● What you have to do: Please set out every line of the listing below as a Markdown table with two columns, Row and Line, giving each line its number and skipping any blank lines.

● Input data:
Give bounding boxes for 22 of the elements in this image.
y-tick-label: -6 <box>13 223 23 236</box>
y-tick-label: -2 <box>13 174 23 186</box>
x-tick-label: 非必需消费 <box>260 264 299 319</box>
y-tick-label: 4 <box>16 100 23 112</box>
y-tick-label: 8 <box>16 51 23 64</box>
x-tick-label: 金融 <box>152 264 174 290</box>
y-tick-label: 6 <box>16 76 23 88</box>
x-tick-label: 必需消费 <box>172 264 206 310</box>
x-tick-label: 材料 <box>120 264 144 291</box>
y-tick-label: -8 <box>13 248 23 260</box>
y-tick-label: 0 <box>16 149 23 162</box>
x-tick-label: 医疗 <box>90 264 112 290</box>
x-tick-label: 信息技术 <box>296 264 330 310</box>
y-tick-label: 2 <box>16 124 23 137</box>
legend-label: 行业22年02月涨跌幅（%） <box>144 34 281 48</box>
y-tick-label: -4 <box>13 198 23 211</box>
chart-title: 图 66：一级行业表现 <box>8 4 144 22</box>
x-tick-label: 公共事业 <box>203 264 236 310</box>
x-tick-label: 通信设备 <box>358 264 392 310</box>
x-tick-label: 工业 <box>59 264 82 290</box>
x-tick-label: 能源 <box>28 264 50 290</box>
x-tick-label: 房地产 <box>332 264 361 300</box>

● Correct answer:
| Row | Line |
|---|---|
| 1 | Give bounding boxes for 22 of the elements in this image. |
| 2 | y-tick-label: -6 <box>13 223 23 236</box> |
| 3 | y-tick-label: -2 <box>13 174 23 186</box> |
| 4 | x-tick-label: 非必需消费 <box>260 264 299 319</box> |
| 5 | y-tick-label: 4 <box>16 100 23 112</box> |
| 6 | y-tick-label: 8 <box>16 51 23 64</box> |
| 7 | x-tick-label: 金融 <box>152 264 174 290</box> |
| 8 | y-tick-label: 6 <box>16 76 23 88</box> |
| 9 | x-tick-label: 必需消费 <box>172 264 206 310</box> |
| 10 | x-tick-label: 材料 <box>120 264 144 291</box> |
| 11 | y-tick-label: -8 <box>13 248 23 260</box> |
| 12 | y-tick-label: 0 <box>16 149 23 162</box> |
| 13 | x-tick-label: 医疗 <box>90 264 112 290</box> |
| 14 | x-tick-label: 信息技术 <box>296 264 330 310</box> |
| 15 | y-tick-label: 2 <box>16 124 23 137</box> |
| 16 | legend-label: 行业22年02月涨跌幅（%） <box>144 34 281 48</box> |
| 17 | y-tick-label: -4 <box>13 198 23 211</box> |
| 18 | chart-title: 图 66：一级行业表现 <box>8 4 144 22</box> |
| 19 | x-tick-label: 公共事业 <box>203 264 236 310</box> |
| 20 | x-tick-label: 通信设备 <box>358 264 392 310</box> |
| 21 | x-tick-label: 工业 <box>59 264 82 290</box> |
| 22 | x-tick-label: 能源 <box>28 264 50 290</box> |
| 23 | x-tick-label: 房地产 <box>332 264 361 300</box> |